Jorge Luis Borges - O instante

Centrando-se no tema da fugacidade do tempo, Borges se pergunta o que teria restado dos grandes eventos do passado, das guerras, das conquistas, dos sonhos de antigas civilizações, das muralhas e dos monumentos que erigiram, até mesmo de tudo quanto, no afã de apreensão por parte do espírito humano, se aglutina à volta das ideologias e religiões que atravessam a História, tantas vezes penhoradas pelo embate divisionista do bem contra o mal.

 

Sob a sua ótica, o tempo se erige através da memória, essa soma imperfeita de nossas percepções do passado, tão enganosa quanto mais que somente costumamos evocá-la no presente em relação aos atos e fatos matizados por critérios de interesse e vontade, raramente de fidedignidade ao ocorrido – mesmo porque também o registro do que capturamos à realidade, por intermédio dos sentidos, sujeita-se, induvidosamente, ao influxo de vieses que acabam por se fixar nos escaninhos da mente.

 

A sucessão dos anos se mostra, dessa forma, como um cenário vazio, e nossa identidade de “hoje” não é a mesma que a de ontem, restando-nos, por conseguinte, viver no presente, esse único momento sob o nosso controle – efêmero e eterno a um só tempo –, sem desperdiçá-lo em frívolos sonhos e arrependimentos.

 

J.A.R. – H.C.

 

Jorge Luis Borges

(1899-1986)

 

El instante

 

¿Dónde estarán los siglos, dónde el sueño

de espadas que los tártaros soñaron,

dónde los fuertes muros que allanaron,

dónde el Árbol de Adán y el otro Leño?

 

El presente está solo. La memoria

erige el tiempo. Sucesión y engaño

es la rutina del reloj. El año

no es menos vano que la vana historia.

 

Entre el alba y la noche hay un abismo

de agonías, de luces, de cuidados;

el rostro que se mira en los gastados

 

espejos de la noche no es el mismo.

MATERIAL DE ORIGEM:

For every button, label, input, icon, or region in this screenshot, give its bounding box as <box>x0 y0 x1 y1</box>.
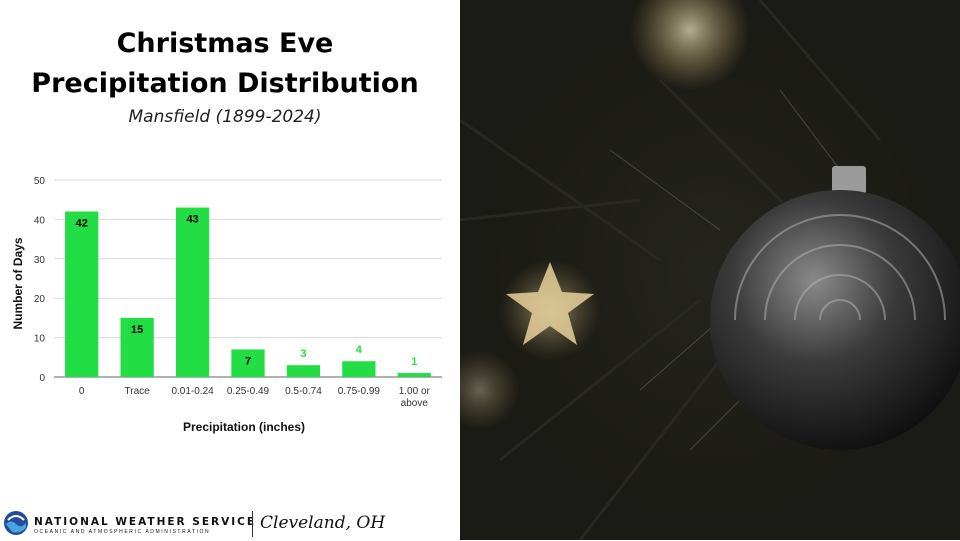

O PROBLEMA:
Responda às perguntas a seguir com base no texto sobre o poema “O instante”, de Borges:
1. Segundo o comentário, por meio de que o tempo se erige?
2. De acordo com o comentário, qual é o único momento sob o nosso controle?
3. No poema, com o que sonharam os tártaros?

SOLUÇÃO DO PROBLEMA:
1. Segundo o comentário, o tempo se erige por meio da memória.
2. O único momento sob o nosso controle é o presente.
3. Os tártaros sonharam com espadas.